(Dataset items)

%%

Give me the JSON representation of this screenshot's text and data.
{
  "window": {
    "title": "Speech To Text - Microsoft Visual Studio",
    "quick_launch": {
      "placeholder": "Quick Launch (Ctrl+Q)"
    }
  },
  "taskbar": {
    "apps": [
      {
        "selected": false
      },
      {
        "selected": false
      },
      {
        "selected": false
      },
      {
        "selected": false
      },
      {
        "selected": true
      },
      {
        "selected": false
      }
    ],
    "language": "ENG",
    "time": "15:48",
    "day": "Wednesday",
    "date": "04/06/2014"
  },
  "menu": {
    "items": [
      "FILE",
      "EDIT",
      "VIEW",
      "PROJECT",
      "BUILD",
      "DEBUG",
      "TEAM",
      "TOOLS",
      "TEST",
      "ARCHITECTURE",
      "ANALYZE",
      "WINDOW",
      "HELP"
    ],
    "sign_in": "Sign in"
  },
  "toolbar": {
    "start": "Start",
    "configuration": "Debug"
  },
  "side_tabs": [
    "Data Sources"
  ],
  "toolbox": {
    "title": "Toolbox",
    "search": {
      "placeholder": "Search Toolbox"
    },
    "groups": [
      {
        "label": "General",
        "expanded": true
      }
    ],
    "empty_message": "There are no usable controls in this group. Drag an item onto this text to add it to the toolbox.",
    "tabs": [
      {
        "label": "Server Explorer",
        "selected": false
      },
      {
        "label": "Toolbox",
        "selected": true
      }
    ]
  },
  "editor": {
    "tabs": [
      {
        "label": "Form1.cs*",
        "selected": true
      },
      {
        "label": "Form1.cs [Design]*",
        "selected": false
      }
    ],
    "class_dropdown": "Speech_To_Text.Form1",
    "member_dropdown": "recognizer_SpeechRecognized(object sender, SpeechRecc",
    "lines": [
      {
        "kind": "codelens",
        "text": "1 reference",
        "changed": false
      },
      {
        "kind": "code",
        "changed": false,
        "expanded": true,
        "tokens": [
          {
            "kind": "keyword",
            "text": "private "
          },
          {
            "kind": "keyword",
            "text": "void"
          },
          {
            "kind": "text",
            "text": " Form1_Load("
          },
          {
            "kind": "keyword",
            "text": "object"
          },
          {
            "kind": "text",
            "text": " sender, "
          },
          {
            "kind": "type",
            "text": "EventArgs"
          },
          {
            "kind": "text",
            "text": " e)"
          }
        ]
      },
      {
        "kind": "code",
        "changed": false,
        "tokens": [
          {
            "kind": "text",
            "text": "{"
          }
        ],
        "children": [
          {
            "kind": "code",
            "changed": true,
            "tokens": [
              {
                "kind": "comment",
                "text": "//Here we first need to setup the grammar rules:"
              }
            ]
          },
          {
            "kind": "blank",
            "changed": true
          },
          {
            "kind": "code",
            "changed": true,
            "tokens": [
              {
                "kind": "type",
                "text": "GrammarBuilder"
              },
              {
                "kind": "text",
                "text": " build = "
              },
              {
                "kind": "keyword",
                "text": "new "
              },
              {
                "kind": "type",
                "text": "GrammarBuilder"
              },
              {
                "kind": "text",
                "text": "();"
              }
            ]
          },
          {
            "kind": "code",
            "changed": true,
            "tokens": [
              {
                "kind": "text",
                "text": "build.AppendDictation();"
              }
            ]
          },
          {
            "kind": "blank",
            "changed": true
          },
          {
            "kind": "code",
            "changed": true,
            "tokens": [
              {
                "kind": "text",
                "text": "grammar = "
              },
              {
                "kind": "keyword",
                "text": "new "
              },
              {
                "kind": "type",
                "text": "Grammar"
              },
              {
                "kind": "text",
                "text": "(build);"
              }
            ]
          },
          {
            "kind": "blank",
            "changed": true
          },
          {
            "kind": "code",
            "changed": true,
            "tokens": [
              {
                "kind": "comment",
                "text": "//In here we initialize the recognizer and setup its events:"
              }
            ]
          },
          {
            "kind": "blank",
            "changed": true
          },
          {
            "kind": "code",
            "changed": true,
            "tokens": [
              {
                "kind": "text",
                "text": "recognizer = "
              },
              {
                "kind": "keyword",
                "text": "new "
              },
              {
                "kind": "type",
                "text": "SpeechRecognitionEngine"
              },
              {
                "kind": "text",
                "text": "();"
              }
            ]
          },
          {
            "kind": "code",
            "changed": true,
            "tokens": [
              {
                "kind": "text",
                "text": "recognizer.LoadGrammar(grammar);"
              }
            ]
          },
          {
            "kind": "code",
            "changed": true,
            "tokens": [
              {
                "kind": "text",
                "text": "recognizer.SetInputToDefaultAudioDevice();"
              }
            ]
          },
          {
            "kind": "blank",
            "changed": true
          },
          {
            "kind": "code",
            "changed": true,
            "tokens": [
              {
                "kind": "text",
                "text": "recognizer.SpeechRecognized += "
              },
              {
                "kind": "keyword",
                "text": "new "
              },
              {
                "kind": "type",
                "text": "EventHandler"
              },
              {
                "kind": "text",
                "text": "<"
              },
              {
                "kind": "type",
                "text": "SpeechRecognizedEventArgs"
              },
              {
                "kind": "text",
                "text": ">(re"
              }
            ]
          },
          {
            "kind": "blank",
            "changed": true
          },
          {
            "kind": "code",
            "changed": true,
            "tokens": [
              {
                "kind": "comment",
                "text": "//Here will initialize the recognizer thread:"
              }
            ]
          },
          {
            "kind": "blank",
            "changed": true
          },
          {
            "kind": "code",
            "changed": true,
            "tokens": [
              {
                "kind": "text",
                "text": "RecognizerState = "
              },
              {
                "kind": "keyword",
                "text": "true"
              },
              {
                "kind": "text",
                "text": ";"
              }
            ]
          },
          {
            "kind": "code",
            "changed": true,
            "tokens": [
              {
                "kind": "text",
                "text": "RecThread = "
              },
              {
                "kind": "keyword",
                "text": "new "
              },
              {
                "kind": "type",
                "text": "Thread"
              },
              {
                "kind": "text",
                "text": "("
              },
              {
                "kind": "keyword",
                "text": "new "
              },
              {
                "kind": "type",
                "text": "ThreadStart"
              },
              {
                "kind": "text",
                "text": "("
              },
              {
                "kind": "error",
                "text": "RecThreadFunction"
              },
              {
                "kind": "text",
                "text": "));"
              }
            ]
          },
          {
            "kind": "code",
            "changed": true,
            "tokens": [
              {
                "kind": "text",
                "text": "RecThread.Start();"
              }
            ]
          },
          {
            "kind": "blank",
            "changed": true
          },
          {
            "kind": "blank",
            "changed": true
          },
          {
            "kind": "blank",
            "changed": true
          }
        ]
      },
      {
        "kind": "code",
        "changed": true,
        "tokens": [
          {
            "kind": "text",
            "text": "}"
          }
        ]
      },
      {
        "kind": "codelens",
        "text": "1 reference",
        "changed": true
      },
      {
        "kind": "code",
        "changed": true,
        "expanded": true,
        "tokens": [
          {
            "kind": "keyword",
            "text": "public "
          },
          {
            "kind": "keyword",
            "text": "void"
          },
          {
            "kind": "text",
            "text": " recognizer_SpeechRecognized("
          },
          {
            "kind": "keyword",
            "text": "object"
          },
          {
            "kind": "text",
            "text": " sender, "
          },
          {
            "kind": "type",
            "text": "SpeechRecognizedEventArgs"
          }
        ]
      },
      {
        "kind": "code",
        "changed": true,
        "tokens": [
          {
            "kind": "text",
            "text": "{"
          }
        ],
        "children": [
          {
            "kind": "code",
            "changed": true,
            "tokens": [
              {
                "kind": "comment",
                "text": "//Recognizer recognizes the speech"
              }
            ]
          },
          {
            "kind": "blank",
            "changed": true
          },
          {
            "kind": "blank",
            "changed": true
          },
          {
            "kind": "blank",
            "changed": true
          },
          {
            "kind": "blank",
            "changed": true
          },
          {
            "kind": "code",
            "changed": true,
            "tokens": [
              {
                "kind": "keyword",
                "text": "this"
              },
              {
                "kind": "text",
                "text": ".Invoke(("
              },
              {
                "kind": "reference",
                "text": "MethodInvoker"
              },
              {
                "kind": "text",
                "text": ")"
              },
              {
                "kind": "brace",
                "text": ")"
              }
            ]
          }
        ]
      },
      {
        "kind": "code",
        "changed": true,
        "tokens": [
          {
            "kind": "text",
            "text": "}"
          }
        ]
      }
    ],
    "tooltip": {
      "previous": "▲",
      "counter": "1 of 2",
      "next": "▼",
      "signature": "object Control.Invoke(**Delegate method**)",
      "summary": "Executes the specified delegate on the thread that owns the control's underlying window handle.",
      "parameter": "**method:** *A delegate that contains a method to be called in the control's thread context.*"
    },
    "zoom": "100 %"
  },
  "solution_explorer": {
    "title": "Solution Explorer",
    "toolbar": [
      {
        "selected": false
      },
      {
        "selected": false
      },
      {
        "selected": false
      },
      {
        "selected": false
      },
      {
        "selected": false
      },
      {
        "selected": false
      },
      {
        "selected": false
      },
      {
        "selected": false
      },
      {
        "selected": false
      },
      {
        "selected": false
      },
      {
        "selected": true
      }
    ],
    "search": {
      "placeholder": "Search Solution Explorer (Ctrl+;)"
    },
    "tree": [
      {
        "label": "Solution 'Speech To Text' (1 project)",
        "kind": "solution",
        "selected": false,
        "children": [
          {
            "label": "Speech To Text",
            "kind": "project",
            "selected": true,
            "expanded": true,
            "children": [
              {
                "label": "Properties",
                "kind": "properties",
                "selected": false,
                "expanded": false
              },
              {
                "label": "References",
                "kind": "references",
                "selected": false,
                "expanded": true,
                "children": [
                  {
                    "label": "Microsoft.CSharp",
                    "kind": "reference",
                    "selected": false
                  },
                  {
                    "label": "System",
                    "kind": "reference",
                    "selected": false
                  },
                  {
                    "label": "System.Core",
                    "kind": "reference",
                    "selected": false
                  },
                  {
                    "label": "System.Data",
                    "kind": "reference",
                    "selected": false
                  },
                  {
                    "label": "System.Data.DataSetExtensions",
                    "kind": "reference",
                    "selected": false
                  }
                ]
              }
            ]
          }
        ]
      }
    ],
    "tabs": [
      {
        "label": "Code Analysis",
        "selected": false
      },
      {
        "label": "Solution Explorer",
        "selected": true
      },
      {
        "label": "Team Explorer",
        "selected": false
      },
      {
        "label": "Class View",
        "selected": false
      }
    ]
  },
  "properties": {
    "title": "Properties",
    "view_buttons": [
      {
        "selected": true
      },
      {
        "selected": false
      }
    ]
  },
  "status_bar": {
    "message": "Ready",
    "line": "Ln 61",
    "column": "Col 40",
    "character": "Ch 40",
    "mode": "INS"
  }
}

%%

PROBLEM DESCRIPTION
Only a number is wanted: how many lines above include "System"?

TASK SOLUTION
4